• **Job**
Set the listing down again exactly, please, apart from its pictures.

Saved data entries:
--- begin ---
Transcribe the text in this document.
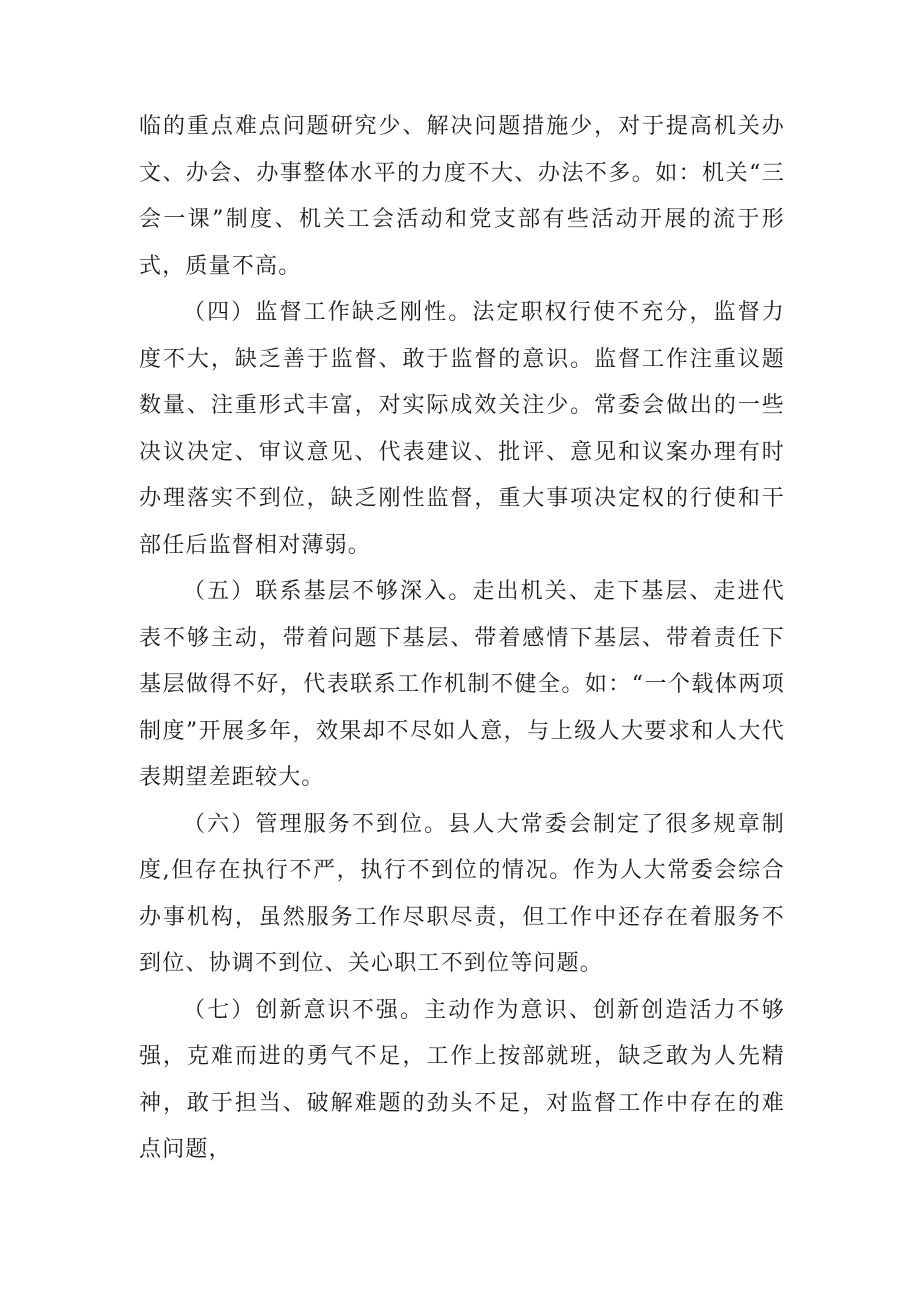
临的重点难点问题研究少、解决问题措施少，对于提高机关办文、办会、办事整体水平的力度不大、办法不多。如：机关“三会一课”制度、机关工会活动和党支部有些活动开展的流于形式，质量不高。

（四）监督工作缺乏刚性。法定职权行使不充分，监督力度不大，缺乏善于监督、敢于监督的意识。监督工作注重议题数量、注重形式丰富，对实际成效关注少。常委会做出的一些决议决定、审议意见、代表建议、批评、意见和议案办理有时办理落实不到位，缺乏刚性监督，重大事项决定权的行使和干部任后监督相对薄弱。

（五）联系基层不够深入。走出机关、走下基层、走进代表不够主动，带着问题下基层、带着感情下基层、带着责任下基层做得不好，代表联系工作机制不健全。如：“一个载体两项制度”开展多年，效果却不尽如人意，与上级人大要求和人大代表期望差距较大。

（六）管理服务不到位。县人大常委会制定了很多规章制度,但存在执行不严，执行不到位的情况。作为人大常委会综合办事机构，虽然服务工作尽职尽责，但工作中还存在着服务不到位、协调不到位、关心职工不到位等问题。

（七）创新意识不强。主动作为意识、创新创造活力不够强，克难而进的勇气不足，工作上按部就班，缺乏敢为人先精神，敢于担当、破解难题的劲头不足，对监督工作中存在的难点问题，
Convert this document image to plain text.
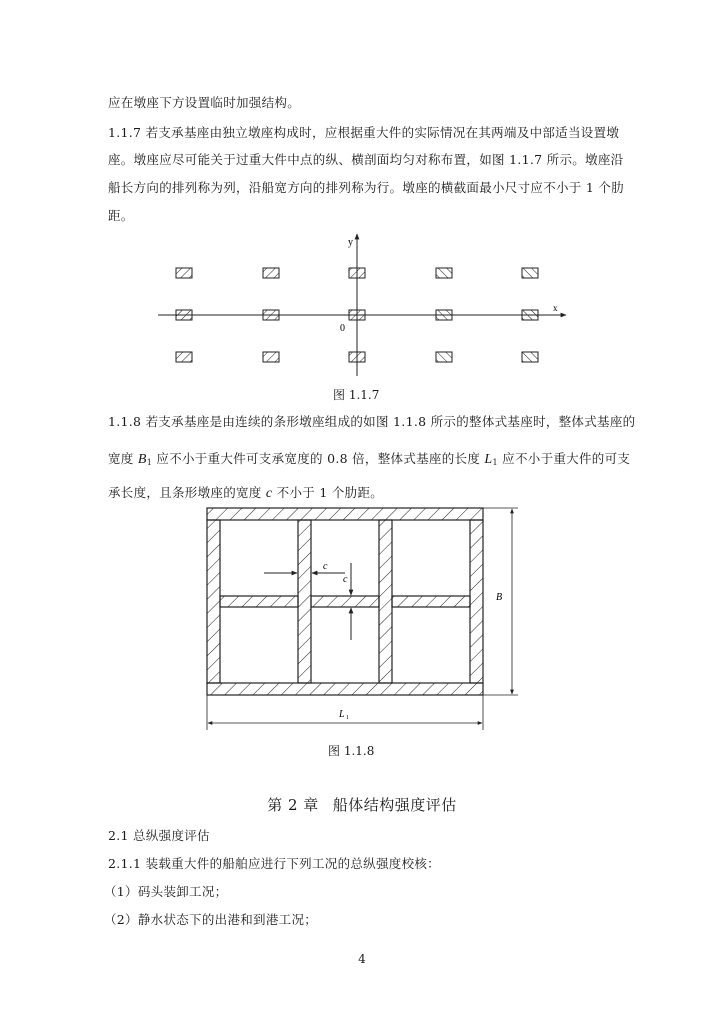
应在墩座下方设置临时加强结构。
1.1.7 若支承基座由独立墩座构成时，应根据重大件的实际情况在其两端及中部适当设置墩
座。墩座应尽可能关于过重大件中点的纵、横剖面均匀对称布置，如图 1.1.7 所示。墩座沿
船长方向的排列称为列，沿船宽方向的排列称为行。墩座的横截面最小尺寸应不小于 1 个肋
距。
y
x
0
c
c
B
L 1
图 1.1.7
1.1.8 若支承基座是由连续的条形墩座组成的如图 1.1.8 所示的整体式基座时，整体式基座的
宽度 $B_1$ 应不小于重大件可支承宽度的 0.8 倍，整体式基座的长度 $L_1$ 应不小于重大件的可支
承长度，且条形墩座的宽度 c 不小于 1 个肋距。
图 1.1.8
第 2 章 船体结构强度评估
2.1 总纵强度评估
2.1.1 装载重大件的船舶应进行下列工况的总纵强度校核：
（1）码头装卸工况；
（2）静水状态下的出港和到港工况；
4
--- end ---
• **Result for this task**
Transcribe the text in this document.
临的重点难点问题研究少、解决问题措施少，对于提高机关办文、办会、办事整体水平的力度不大、办法不多。如：机关“三会一课”制度、机关工会活动和党支部有些活动开展的流于形式，质量不高。

（四）监督工作缺乏刚性。法定职权行使不充分，监督力度不大，缺乏善于监督、敢于监督的意识。监督工作注重议题数量、注重形式丰富，对实际成效关注少。常委会做出的一些决议决定、审议意见、代表建议、批评、意见和议案办理有时办理落实不到位，缺乏刚性监督，重大事项决定权的行使和干部任后监督相对薄弱。

（五）联系基层不够深入。走出机关、走下基层、走进代表不够主动，带着问题下基层、带着感情下基层、带着责任下基层做得不好，代表联系工作机制不健全。如：“一个载体两项制度”开展多年，效果却不尽如人意，与上级人大要求和人大代表期望差距较大。

（六）管理服务不到位。县人大常委会制定了很多规章制度,但存在执行不严，执行不到位的情况。作为人大常委会综合办事机构，虽然服务工作尽职尽责，但工作中还存在着服务不到位、协调不到位、关心职工不到位等问题。

（七）创新意识不强。主动作为意识、创新创造活力不够强，克难而进的勇气不足，工作上按部就班，缺乏敢为人先精神，敢于担当、破解难题的劲头不足，对监督工作中存在的难点问题，
Convert this document image to plain text.
应在墩座下方设置临时加强结构。
1.1.7 若支承基座由独立墩座构成时，应根据重大件的实际情况在其两端及中部适当设置墩
座。墩座应尽可能关于过重大件中点的纵、横剖面均匀对称布置，如图 1.1.7 所示。墩座沿
船长方向的排列称为列，沿船宽方向的排列称为行。墩座的横截面最小尺寸应不小于 1 个肋
距。
y
x
0
c
c
B
L 1
图 1.1.7
1.1.8 若支承基座是由连续的条形墩座组成的如图 1.1.8 所示的整体式基座时，整体式基座的
宽度 $B_1$ 应不小于重大件可支承宽度的 0.8 倍，整体式基座的长度 $L_1$ 应不小于重大件的可支
承长度，且条形墩座的宽度 c 不小于 1 个肋距。
图 1.1.8
第 2 章 船体结构强度评估
2.1 总纵强度评估
2.1.1 装载重大件的船舶应进行下列工况的总纵强度校核：
（1）码头装卸工况；
（2）静水状态下的出港和到港工况；
4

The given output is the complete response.